» STATED TASK
Write out all of the lines below, exactly and completely.

━━━━━ EXCERPTED RECORDS ━━━━━

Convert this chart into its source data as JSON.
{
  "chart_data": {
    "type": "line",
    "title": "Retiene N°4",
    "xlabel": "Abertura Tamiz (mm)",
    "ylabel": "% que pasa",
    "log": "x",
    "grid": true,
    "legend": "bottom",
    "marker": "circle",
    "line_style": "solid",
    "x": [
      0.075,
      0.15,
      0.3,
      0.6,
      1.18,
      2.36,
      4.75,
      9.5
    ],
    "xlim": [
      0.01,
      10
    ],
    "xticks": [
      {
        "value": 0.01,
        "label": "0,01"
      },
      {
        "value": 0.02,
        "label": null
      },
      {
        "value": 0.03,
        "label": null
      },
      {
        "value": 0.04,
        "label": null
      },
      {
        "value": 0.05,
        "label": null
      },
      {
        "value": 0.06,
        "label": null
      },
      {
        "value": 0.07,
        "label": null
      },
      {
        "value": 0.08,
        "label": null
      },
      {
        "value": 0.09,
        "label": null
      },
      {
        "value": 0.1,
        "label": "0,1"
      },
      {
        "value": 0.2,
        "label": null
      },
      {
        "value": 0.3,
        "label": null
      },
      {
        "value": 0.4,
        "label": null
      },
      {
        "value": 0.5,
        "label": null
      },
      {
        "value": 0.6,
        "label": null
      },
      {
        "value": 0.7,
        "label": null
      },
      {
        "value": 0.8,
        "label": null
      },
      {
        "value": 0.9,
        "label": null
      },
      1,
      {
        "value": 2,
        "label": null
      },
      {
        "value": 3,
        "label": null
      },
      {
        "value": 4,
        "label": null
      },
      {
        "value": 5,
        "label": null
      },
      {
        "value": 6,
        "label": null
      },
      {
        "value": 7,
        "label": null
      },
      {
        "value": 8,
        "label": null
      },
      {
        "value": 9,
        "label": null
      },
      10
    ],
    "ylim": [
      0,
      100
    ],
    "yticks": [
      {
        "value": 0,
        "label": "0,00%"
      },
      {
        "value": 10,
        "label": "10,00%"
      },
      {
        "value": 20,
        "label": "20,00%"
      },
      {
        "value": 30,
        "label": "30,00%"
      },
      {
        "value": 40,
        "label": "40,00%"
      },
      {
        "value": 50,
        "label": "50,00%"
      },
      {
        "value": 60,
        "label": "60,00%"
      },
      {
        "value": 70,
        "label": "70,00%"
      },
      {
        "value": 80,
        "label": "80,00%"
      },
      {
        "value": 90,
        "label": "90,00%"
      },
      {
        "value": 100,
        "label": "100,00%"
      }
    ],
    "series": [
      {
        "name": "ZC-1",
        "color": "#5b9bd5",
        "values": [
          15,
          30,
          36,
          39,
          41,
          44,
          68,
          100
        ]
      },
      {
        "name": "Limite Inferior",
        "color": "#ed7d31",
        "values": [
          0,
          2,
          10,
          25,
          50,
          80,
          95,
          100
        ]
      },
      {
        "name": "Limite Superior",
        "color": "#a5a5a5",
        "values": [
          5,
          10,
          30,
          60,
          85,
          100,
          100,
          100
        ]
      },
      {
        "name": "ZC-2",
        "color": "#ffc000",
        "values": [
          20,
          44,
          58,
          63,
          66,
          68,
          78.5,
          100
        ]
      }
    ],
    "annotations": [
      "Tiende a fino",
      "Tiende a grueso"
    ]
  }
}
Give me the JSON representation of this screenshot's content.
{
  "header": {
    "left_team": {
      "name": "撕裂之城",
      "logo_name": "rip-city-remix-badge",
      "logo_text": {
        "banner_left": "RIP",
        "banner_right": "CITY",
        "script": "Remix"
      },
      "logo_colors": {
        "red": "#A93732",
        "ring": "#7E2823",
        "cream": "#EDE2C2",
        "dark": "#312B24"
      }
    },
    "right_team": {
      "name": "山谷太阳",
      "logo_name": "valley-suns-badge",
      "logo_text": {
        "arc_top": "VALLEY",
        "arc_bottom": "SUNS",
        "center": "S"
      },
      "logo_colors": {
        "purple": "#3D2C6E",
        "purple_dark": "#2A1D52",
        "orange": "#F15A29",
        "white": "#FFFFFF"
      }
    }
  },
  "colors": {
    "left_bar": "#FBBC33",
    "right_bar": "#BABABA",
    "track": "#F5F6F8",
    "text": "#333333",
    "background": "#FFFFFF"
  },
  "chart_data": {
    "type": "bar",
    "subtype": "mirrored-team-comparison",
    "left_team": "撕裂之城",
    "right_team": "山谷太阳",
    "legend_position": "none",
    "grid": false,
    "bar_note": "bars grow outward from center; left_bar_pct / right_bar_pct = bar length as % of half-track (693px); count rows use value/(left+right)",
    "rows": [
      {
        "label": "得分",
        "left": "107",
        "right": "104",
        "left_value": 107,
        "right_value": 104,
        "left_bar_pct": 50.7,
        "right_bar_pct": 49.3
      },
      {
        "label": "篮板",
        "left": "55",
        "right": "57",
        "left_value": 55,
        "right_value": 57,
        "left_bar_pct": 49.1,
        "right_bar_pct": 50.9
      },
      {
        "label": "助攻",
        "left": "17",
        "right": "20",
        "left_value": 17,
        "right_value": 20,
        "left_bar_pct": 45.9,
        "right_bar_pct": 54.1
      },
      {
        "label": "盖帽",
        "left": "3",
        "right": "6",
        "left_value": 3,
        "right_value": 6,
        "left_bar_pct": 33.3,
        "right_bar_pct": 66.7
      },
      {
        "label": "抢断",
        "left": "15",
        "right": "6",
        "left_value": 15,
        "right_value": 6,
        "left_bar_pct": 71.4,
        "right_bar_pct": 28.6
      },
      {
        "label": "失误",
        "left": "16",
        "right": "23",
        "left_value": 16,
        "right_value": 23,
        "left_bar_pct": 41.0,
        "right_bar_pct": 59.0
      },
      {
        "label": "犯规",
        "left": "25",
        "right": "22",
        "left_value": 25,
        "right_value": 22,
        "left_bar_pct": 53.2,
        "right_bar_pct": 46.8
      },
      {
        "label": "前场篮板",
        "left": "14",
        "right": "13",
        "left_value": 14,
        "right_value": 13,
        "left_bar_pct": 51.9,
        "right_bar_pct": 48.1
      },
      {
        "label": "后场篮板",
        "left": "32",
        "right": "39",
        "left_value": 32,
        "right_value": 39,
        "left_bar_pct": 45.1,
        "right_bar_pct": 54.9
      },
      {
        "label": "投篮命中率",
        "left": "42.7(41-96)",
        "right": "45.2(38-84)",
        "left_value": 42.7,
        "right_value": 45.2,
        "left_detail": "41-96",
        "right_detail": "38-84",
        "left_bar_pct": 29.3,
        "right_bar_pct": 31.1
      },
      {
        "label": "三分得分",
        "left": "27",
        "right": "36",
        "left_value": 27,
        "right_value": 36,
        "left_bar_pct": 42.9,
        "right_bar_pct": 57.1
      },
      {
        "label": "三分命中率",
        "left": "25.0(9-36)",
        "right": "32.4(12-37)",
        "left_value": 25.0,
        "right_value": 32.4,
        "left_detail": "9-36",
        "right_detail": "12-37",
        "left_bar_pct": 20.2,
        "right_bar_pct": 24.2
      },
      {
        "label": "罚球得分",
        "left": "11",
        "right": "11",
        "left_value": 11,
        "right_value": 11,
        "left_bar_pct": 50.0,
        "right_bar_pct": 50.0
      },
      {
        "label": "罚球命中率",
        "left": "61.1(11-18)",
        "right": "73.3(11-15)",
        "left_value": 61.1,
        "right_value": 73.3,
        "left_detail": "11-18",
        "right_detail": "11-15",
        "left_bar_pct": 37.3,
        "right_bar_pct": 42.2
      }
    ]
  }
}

━━━━━

» ANSWER IN FULL
Convert this chart into its source data as JSON.
{
  "chart_data": {
    "type": "line",
    "title": "Retiene N°4",
    "xlabel": "Abertura Tamiz (mm)",
    "ylabel": "% que pasa",
    "log": "x",
    "grid": true,
    "legend": "bottom",
    "marker": "circle",
    "line_style": "solid",
    "x": [
      0.075,
      0.15,
      0.3,
      0.6,
      1.18,
      2.36,
      4.75,
      9.5
    ],
    "xlim": [
      0.01,
      10
    ],
    "xticks": [
      {
        "value": 0.01,
        "label": "0,01"
      },
      {
        "value": 0.02,
        "label": null
      },
      {
        "value": 0.03,
        "label": null
      },
      {
        "value": 0.04,
        "label": null
      },
      {
        "value": 0.05,
        "label": null
      },
      {
        "value": 0.06,
        "label": null
      },
      {
        "value": 0.07,
        "label": null
      },
      {
        "value": 0.08,
        "label": null
      },
      {
        "value": 0.09,
        "label": null
      },
      {
        "value": 0.1,
        "label": "0,1"
      },
      {
        "value": 0.2,
        "label": null
      },
      {
        "value": 0.3,
        "label": null
      },
      {
        "value": 0.4,
        "label": null
      },
      {
        "value": 0.5,
        "label": null
      },
      {
        "value": 0.6,
        "label": null
      },
      {
        "value": 0.7,
        "label": null
      },
      {
        "value": 0.8,
        "label": null
      },
      {
        "value": 0.9,
        "label": null
      },
      1,
      {
        "value": 2,
        "label": null
      },
      {
        "value": 3,
        "label": null
      },
      {
        "value": 4,
        "label": null
      },
      {
        "value": 5,
        "label": null
      },
      {
        "value": 6,
        "label": null
      },
      {
        "value": 7,
        "label": null
      },
      {
        "value": 8,
        "label": null
      },
      {
        "value": 9,
        "label": null
      },
      10
    ],
    "ylim": [
      0,
      100
    ],
    "yticks": [
      {
        "value": 0,
        "label": "0,00%"
      },
      {
        "value": 10,
        "label": "10,00%"
      },
      {
        "value": 20,
        "label": "20,00%"
      },
      {
        "value": 30,
        "label": "30,00%"
      },
      {
        "value": 40,
        "label": "40,00%"
      },
      {
        "value": 50,
        "label": "50,00%"
      },
      {
        "value": 60,
        "label": "60,00%"
      },
      {
        "value": 70,
        "label": "70,00%"
      },
      {
        "value": 80,
        "label": "80,00%"
      },
      {
        "value": 90,
        "label": "90,00%"
      },
      {
        "value": 100,
        "label": "100,00%"
      }
    ],
    "series": [
      {
        "name": "ZC-1",
        "color": "#5b9bd5",
        "values": [
          15,
          30,
          36,
          39,
          41,
          44,
          68,
          100
        ]
      },
      {
        "name": "Limite Inferior",
        "color": "#ed7d31",
        "values": [
          0,
          2,
          10,
          25,
          50,
          80,
          95,
          100
        ]
      },
      {
        "name": "Limite Superior",
        "color": "#a5a5a5",
        "values": [
          5,
          10,
          30,
          60,
          85,
          100,
          100,
          100
        ]
      },
      {
        "name": "ZC-2",
        "color": "#ffc000",
        "values": [
          20,
          44,
          58,
          63,
          66,
          68,
          78.5,
          100
        ]
      }
    ],
    "annotations": [
      "Tiende a fino",
      "Tiende a grueso"
    ]
  }
}
Give me the JSON representation of this screenshot's content.
{
  "header": {
    "left_team": {
      "name": "撕裂之城",
      "logo_name": "rip-city-remix-badge",
      "logo_text": {
        "banner_left": "RIP",
        "banner_right": "CITY",
        "script": "Remix"
      },
      "logo_colors": {
        "red": "#A93732",
        "ring": "#7E2823",
        "cream": "#EDE2C2",
        "dark": "#312B24"
      }
    },
    "right_team": {
      "name": "山谷太阳",
      "logo_name": "valley-suns-badge",
      "logo_text": {
        "arc_top": "VALLEY",
        "arc_bottom": "SUNS",
        "center": "S"
      },
      "logo_colors": {
        "purple": "#3D2C6E",
        "purple_dark": "#2A1D52",
        "orange": "#F15A29",
        "white": "#FFFFFF"
      }
    }
  },
  "colors": {
    "left_bar": "#FBBC33",
    "right_bar": "#BABABA",
    "track": "#F5F6F8",
    "text": "#333333",
    "background": "#FFFFFF"
  },
  "chart_data": {
    "type": "bar",
    "subtype": "mirrored-team-comparison",
    "left_team": "撕裂之城",
    "right_team": "山谷太阳",
    "legend_position": "none",
    "grid": false,
    "bar_note": "bars grow outward from center; left_bar_pct / right_bar_pct = bar length as % of half-track (693px); count rows use value/(left+right)",
    "rows": [
      {
        "label": "得分",
        "left": "107",
        "right": "104",
        "left_value": 107,
        "right_value": 104,
        "left_bar_pct": 50.7,
        "right_bar_pct": 49.3
      },
      {
        "label": "篮板",
        "left": "55",
        "right": "57",
        "left_value": 55,
        "right_value": 57,
        "left_bar_pct": 49.1,
        "right_bar_pct": 50.9
      },
      {
        "label": "助攻",
        "left": "17",
        "right": "20",
        "left_value": 17,
        "right_value": 20,
        "left_bar_pct": 45.9,
        "right_bar_pct": 54.1
      },
      {
        "label": "盖帽",
        "left": "3",
        "right": "6",
        "left_value": 3,
        "right_value": 6,
        "left_bar_pct": 33.3,
        "right_bar_pct": 66.7
      },
      {
        "label": "抢断",
        "left": "15",
        "right": "6",
        "left_value": 15,
        "right_value": 6,
        "left_bar_pct": 71.4,
        "right_bar_pct": 28.6
      },
      {
        "label": "失误",
        "left": "16",
        "right": "23",
        "left_value": 16,
        "right_value": 23,
        "left_bar_pct": 41.0,
        "right_bar_pct": 59.0
      },
      {
        "label": "犯规",
        "left": "25",
        "right": "22",
        "left_value": 25,
        "right_value": 22,
        "left_bar_pct": 53.2,
        "right_bar_pct": 46.8
      },
      {
        "label": "前场篮板",
        "left": "14",
        "right": "13",
        "left_value": 14,
        "right_value": 13,
        "left_bar_pct": 51.9,
        "right_bar_pct": 48.1
      },
      {
        "label": "后场篮板",
        "left": "32",
        "right": "39",
        "left_value": 32,
        "right_value": 39,
        "left_bar_pct": 45.1,
        "right_bar_pct": 54.9
      },
      {
        "label": "投篮命中率",
        "left": "42.7(41-96)",
        "right": "45.2(38-84)",
        "left_value": 42.7,
        "right_value": 45.2,
        "left_detail": "41-96",
        "right_detail": "38-84",
        "left_bar_pct": 29.3,
        "right_bar_pct": 31.1
      },
      {
        "label": "三分得分",
        "left": "27",
        "right": "36",
        "left_value": 27,
        "right_value": 36,
        "left_bar_pct": 42.9,
        "right_bar_pct": 57.1
      },
      {
        "label": "三分命中率",
        "left": "25.0(9-36)",
        "right": "32.4(12-37)",
        "left_value": 25.0,
        "right_value": 32.4,
        "left_detail": "9-36",
        "right_detail": "12-37",
        "left_bar_pct": 20.2,
        "right_bar_pct": 24.2
      },
      {
        "label": "罚球得分",
        "left": "11",
        "right": "11",
        "left_value": 11,
        "right_value": 11,
        "left_bar_pct": 50.0,
        "right_bar_pct": 50.0
      },
      {
        "label": "罚球命中率",
        "left": "61.1(11-18)",
        "right": "73.3(11-15)",
        "left_value": 61.1,
        "right_value": 73.3,
        "left_detail": "11-18",
        "right_detail": "11-15",
        "left_bar_pct": 37.3,
        "right_bar_pct": 42.2
      }
    ]
  }
}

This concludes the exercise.